### [Exercise directions]
Rewrite these lines with every "kpi-card" changed to "metric-card" and everything else kept the same. Leave the pictures out.

### [Source records]
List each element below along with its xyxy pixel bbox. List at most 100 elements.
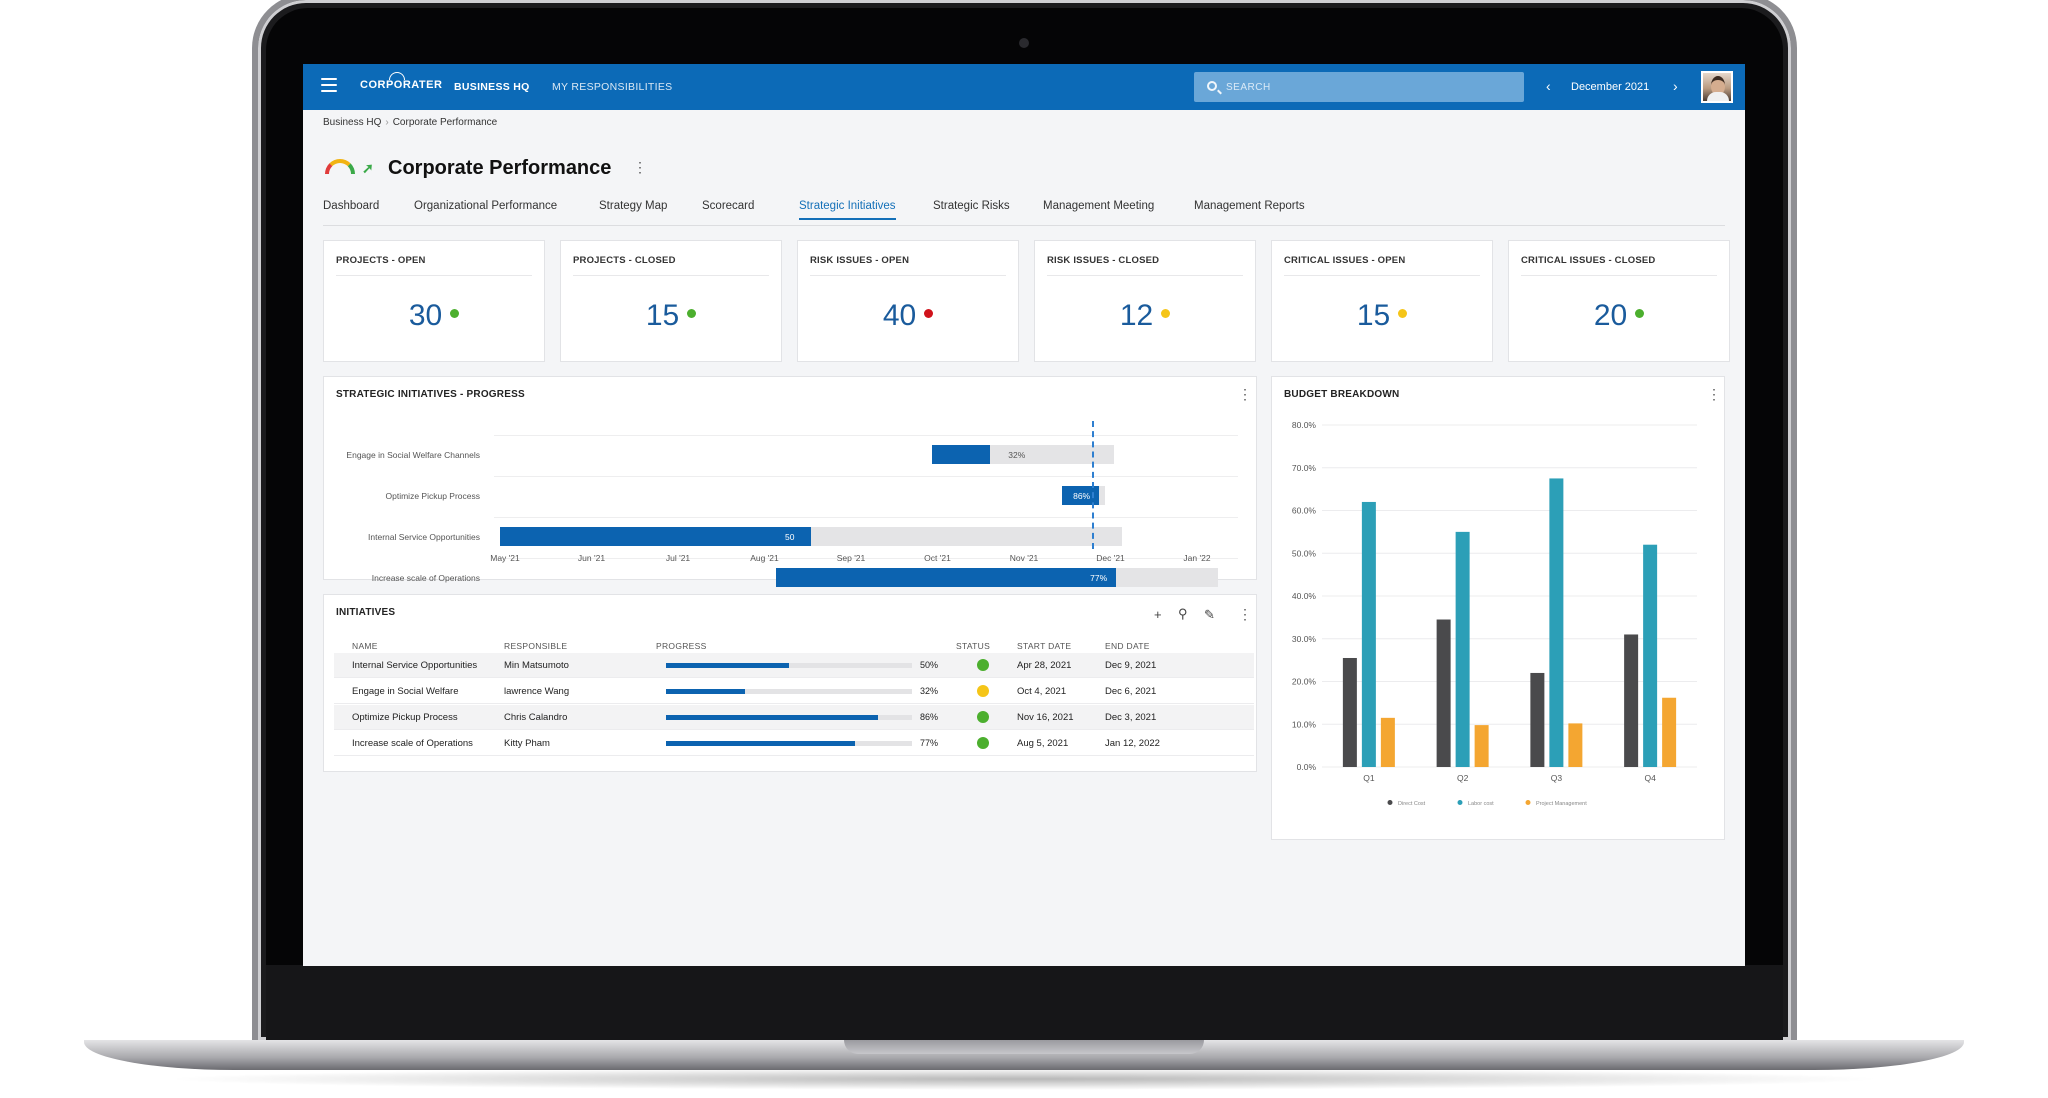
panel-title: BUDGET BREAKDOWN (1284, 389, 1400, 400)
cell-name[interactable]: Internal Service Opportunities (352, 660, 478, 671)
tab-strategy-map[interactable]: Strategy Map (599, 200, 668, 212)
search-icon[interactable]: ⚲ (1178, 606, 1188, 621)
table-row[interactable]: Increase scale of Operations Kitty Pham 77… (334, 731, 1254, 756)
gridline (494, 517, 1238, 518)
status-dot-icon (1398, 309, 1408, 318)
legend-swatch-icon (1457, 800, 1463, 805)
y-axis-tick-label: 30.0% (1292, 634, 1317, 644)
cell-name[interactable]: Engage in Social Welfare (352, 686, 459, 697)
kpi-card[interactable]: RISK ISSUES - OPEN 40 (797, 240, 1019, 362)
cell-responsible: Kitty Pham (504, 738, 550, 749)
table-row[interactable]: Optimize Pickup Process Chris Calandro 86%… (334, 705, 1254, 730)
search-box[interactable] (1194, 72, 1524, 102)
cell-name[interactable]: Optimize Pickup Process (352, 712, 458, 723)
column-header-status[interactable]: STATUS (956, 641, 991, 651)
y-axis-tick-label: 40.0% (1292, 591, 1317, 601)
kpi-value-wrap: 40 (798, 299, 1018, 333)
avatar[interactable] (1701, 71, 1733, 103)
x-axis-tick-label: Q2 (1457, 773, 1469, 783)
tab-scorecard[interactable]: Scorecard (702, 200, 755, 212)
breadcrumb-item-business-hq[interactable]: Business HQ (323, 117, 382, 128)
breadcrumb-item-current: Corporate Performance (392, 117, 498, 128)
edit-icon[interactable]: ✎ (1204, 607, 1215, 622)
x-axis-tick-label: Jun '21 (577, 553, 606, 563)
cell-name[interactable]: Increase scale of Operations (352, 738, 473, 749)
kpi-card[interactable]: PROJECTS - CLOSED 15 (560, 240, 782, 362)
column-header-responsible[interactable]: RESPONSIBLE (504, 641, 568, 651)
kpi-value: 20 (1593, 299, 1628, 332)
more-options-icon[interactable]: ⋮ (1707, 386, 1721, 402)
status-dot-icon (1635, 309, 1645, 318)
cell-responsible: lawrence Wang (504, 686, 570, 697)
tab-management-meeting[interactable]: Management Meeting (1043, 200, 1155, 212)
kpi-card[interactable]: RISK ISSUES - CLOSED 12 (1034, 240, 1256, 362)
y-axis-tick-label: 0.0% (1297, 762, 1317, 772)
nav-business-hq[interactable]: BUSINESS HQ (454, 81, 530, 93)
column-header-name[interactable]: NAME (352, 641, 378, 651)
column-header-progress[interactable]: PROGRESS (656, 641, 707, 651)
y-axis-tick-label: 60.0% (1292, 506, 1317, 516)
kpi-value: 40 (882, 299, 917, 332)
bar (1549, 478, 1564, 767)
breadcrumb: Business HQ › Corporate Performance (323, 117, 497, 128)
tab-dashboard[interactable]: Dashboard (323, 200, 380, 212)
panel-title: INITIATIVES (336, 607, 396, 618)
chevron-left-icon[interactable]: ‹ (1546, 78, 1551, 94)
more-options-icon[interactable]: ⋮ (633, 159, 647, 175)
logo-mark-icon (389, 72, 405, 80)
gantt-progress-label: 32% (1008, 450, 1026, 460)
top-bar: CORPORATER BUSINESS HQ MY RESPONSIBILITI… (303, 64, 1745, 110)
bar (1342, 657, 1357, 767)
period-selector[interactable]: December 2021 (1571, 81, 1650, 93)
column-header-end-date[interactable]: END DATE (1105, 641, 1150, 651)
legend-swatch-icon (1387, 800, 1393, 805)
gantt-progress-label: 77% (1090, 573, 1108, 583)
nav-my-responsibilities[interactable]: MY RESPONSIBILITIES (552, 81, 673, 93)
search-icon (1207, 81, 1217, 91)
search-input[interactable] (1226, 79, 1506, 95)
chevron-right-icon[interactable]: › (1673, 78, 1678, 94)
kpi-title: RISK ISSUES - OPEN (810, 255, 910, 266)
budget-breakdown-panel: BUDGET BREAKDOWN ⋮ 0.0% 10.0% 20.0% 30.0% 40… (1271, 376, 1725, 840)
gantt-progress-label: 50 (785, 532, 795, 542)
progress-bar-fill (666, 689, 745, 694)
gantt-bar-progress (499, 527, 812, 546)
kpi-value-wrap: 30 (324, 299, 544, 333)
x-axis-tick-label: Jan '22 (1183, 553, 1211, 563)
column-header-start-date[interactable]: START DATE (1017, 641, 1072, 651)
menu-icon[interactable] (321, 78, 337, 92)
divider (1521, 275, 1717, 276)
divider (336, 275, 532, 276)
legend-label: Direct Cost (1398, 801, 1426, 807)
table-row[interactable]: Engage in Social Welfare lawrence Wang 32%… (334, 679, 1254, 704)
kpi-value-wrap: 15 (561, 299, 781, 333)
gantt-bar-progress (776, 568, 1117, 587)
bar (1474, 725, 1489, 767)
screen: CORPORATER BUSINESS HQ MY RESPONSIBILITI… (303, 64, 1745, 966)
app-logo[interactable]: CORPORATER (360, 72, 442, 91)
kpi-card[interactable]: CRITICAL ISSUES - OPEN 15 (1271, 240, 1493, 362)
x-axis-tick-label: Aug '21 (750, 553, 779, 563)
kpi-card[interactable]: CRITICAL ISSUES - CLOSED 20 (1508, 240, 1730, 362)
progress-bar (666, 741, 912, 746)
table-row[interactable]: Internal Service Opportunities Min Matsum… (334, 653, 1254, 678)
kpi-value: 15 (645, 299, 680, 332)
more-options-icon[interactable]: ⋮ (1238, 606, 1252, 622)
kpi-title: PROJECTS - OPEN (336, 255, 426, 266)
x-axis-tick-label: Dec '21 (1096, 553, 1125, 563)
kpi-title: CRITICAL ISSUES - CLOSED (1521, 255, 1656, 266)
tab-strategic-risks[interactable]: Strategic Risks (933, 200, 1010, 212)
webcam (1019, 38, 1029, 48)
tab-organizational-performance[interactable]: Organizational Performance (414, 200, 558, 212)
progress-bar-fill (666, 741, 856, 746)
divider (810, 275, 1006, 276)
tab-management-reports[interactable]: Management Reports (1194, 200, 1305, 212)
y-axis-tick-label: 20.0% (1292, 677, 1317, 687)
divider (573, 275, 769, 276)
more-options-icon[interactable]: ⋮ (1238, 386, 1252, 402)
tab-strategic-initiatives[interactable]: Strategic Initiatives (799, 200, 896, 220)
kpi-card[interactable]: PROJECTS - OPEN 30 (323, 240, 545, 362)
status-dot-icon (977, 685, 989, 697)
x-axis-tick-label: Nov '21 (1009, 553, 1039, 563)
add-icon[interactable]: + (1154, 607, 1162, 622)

### [Exercise solution]
List each element below along with its xyxy pixel bbox. List at most 100 elements.
panel-title: BUDGET BREAKDOWN (1284, 389, 1400, 400)
cell-name[interactable]: Internal Service Opportunities (352, 660, 478, 671)
tab-strategy-map[interactable]: Strategy Map (599, 200, 668, 212)
search-icon[interactable]: ⚲ (1178, 606, 1188, 621)
table-row[interactable]: Increase scale of Operations Kitty Pham 77… (334, 731, 1254, 756)
gridline (494, 517, 1238, 518)
status-dot-icon (1398, 309, 1408, 318)
legend-swatch-icon (1457, 800, 1463, 805)
y-axis-tick-label: 30.0% (1292, 634, 1317, 644)
cell-name[interactable]: Engage in Social Welfare (352, 686, 459, 697)
metric-card[interactable]: RISK ISSUES - OPEN 40 (797, 240, 1019, 362)
cell-responsible: Kitty Pham (504, 738, 550, 749)
table-row[interactable]: Optimize Pickup Process Chris Calandro 86%… (334, 705, 1254, 730)
search-box[interactable] (1194, 72, 1524, 102)
cell-name[interactable]: Optimize Pickup Process (352, 712, 458, 723)
column-header-status[interactable]: STATUS (956, 641, 991, 651)
y-axis-tick-label: 40.0% (1292, 591, 1317, 601)
kpi-value-wrap: 40 (798, 299, 1018, 333)
avatar[interactable] (1701, 71, 1733, 103)
x-axis-tick-label: Q2 (1457, 773, 1469, 783)
tab-scorecard[interactable]: Scorecard (702, 200, 755, 212)
breadcrumb-item-business-hq[interactable]: Business HQ (323, 117, 382, 128)
breadcrumb-item-current: Corporate Performance (392, 117, 498, 128)
edit-icon[interactable]: ✎ (1204, 607, 1215, 622)
x-axis-tick-label: Jun '21 (577, 553, 606, 563)
cell-name[interactable]: Increase scale of Operations (352, 738, 473, 749)
metric-card[interactable]: PROJECTS - CLOSED 15 (560, 240, 782, 362)
column-header-responsible[interactable]: RESPONSIBLE (504, 641, 568, 651)
kpi-value: 20 (1593, 299, 1628, 332)
more-options-icon[interactable]: ⋮ (1707, 386, 1721, 402)
status-dot-icon (1635, 309, 1645, 318)
cell-responsible: lawrence Wang (504, 686, 570, 697)
tab-management-meeting[interactable]: Management Meeting (1043, 200, 1155, 212)
metric-card[interactable]: RISK ISSUES - CLOSED 12 (1034, 240, 1256, 362)
y-axis-tick-label: 0.0% (1297, 762, 1317, 772)
nav-business-hq[interactable]: BUSINESS HQ (454, 81, 530, 93)
column-header-name[interactable]: NAME (352, 641, 378, 651)
column-header-progress[interactable]: PROGRESS (656, 641, 707, 651)
y-axis-tick-label: 60.0% (1292, 506, 1317, 516)
kpi-value: 40 (882, 299, 917, 332)
bar (1549, 478, 1564, 767)
breadcrumb: Business HQ › Corporate Performance (323, 117, 497, 128)
tab-dashboard[interactable]: Dashboard (323, 200, 380, 212)
panel-title: INITIATIVES (336, 607, 396, 618)
chevron-left-icon[interactable]: ‹ (1546, 78, 1551, 94)
more-options-icon[interactable]: ⋮ (633, 159, 647, 175)
logo-mark-icon (389, 72, 405, 80)
gantt-progress-label: 32% (1008, 450, 1026, 460)
top-bar: CORPORATER BUSINESS HQ MY RESPONSIBILITI… (303, 64, 1745, 110)
bar (1342, 657, 1357, 767)
period-selector[interactable]: December 2021 (1571, 81, 1650, 93)
column-header-end-date[interactable]: END DATE (1105, 641, 1150, 651)
legend-swatch-icon (1387, 800, 1393, 805)
gantt-progress-label: 77% (1090, 573, 1108, 583)
nav-my-responsibilities[interactable]: MY RESPONSIBILITIES (552, 81, 673, 93)
search-icon (1207, 81, 1217, 91)
search-input[interactable] (1226, 79, 1506, 95)
chevron-right-icon[interactable]: › (1673, 78, 1678, 94)
kpi-title: RISK ISSUES - OPEN (810, 255, 910, 266)
budget-breakdown-panel: BUDGET BREAKDOWN ⋮ 0.0% 10.0% 20.0% 30.0% 40… (1271, 376, 1725, 840)
gantt-progress-label: 50 (785, 532, 795, 542)
progress-bar-fill (666, 689, 745, 694)
gantt-bar-progress (499, 527, 812, 546)
kpi-value-wrap: 30 (324, 299, 544, 333)
x-axis-tick-label: Jan '22 (1183, 553, 1211, 563)
column-header-start-date[interactable]: START DATE (1017, 641, 1072, 651)
menu-icon[interactable] (321, 78, 337, 92)
divider (1521, 275, 1717, 276)
divider (336, 275, 532, 276)
legend-label: Direct Cost (1398, 801, 1426, 807)
table-row[interactable]: Engage in Social Welfare lawrence Wang 32%… (334, 679, 1254, 704)
kpi-value-wrap: 15 (561, 299, 781, 333)
gantt-bar-progress (776, 568, 1117, 587)
bar (1474, 725, 1489, 767)
screen: CORPORATER BUSINESS HQ MY RESPONSIBILITI… (303, 64, 1745, 966)
app-logo[interactable]: CORPORATER (360, 72, 442, 91)
metric-card[interactable]: CRITICAL ISSUES - OPEN 15 (1271, 240, 1493, 362)
x-axis-tick-label: Aug '21 (750, 553, 779, 563)
metric-card[interactable]: CRITICAL ISSUES - CLOSED 20 (1508, 240, 1730, 362)
progress-bar (666, 741, 912, 746)
table-row[interactable]: Internal Service Opportunities Min Matsum… (334, 653, 1254, 678)
kpi-value: 15 (645, 299, 680, 332)
more-options-icon[interactable]: ⋮ (1238, 606, 1252, 622)
kpi-title: PROJECTS - OPEN (336, 255, 426, 266)
x-axis-tick-label: Dec '21 (1096, 553, 1125, 563)
kpi-title: CRITICAL ISSUES - CLOSED (1521, 255, 1656, 266)
tab-strategic-risks[interactable]: Strategic Risks (933, 200, 1010, 212)
webcam (1019, 38, 1029, 48)
tab-organizational-performance[interactable]: Organizational Performance (414, 200, 558, 212)
progress-bar-fill (666, 741, 856, 746)
divider (810, 275, 1006, 276)
tab-management-reports[interactable]: Management Reports (1194, 200, 1305, 212)
y-axis-tick-label: 20.0% (1292, 677, 1317, 687)
divider (573, 275, 769, 276)
more-options-icon[interactable]: ⋮ (1238, 386, 1252, 402)
tab-strategic-initiatives[interactable]: Strategic Initiatives (799, 200, 896, 220)
metric-card[interactable]: PROJECTS - OPEN 30 (323, 240, 545, 362)
status-dot-icon (977, 685, 989, 697)
x-axis-tick-label: Nov '21 (1009, 553, 1039, 563)
add-icon[interactable]: + (1154, 607, 1162, 622)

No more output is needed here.